Stored dataset items
_ _ _ _

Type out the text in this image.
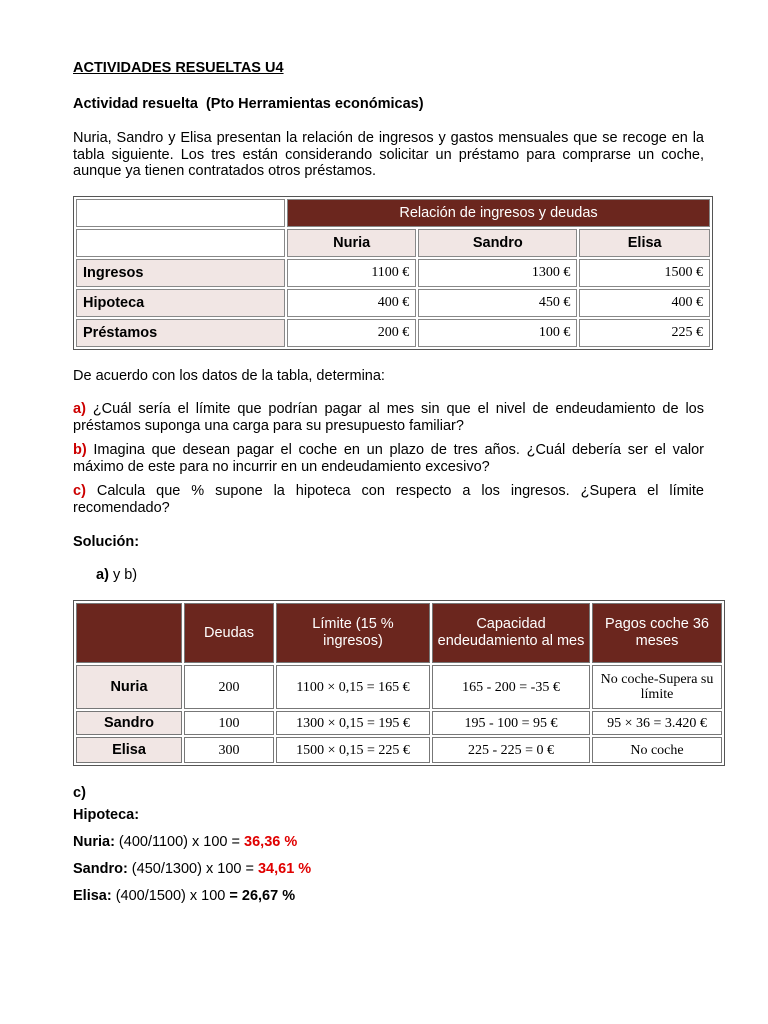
ACTIVIDADES RESUELTAS U4
Actividad resuelta  (Pto Herramientas económicas)
Nuria, Sandro y Elisa presentan la relación de ingresos y gastos mensuales que se recoge en la tabla siguiente. Los tres están considerando solicitar un préstamo para comprarse un coche,
aunque ya tienen contratados otros préstamos.
	Relación de ingresos y deudas		
	Nuria	Sandro	Elisa
Ingresos	1100 €	1300 €	1500 €
Hipoteca	400 €	450 €	400 €
Préstamos	200 €	100 €	225 €
De acuerdo con los datos de la tabla, determina:
a) ¿Cuál sería el límite que podrían pagar al mes sin que el nivel de endeudamiento de los préstamos suponga una carga para su presupuesto familiar?
b) Imagina que desean pagar el coche en un plazo de tres años. ¿Cuál debería ser el valor máximo de este para no incurrir en un endeudamiento excesivo?
c) Calcula que % supone la hipoteca con respecto a los ingresos. ¿Supera el límite recomendado?
Solución:
a) y b)
	Deudas	Límite (15 % ingresos)	Capacidad endeudamiento al mes	Pagos coche 36 meses
Nuria	200	1100 × 0,15 = 165 €	165 - 200 = -35 €	No coche-Supera su límite
Sandro	100	1300 × 0,15 = 195 €	195 - 100 = 95 €	95 × 36 = 3.420 €
Elisa	300	1500 × 0,15 = 225 €	225 - 225 = 0 €	No coche
c)
Hipoteca:
Nuria: (400/1100) x 100 = 36,36 %
Sandro: (450/1300) x 100 = 34,61 %
Elisa: (400/1500) x 100 = 26,67 %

_ _ _ _

**Exercise directions**: Omit the pictures and output all of the other material exactly.

**Correct output**:
Type out the text in this image.
ACTIVIDADES RESUELTAS U4
Actividad resuelta  (Pto Herramientas económicas)
Nuria, Sandro y Elisa presentan la relación de ingresos y gastos mensuales que se recoge en la tabla siguiente. Los tres están considerando solicitar un préstamo para comprarse un coche,
aunque ya tienen contratados otros préstamos.
	Relación de ingresos y deudas		
	Nuria	Sandro	Elisa
Ingresos	1100 €	1300 €	1500 €
Hipoteca	400 €	450 €	400 €
Préstamos	200 €	100 €	225 €
De acuerdo con los datos de la tabla, determina:
a) ¿Cuál sería el límite que podrían pagar al mes sin que el nivel de endeudamiento de los préstamos suponga una carga para su presupuesto familiar?
b) Imagina que desean pagar el coche en un plazo de tres años. ¿Cuál debería ser el valor máximo de este para no incurrir en un endeudamiento excesivo?
c) Calcula que % supone la hipoteca con respecto a los ingresos. ¿Supera el límite recomendado?
Solución:
a) y b)
	Deudas	Límite (15 % ingresos)	Capacidad endeudamiento al mes	Pagos coche 36 meses
Nuria	200	1100 × 0,15 = 165 €	165 - 200 = -35 €	No coche-Supera su límite
Sandro	100	1300 × 0,15 = 195 €	195 - 100 = 95 €	95 × 36 = 3.420 €
Elisa	300	1500 × 0,15 = 225 €	225 - 225 = 0 €	No coche
c)
Hipoteca:
Nuria: (400/1100) x 100 = 36,36 %
Sandro: (450/1300) x 100 = 34,61 %
Elisa: (400/1500) x 100 = 26,67 %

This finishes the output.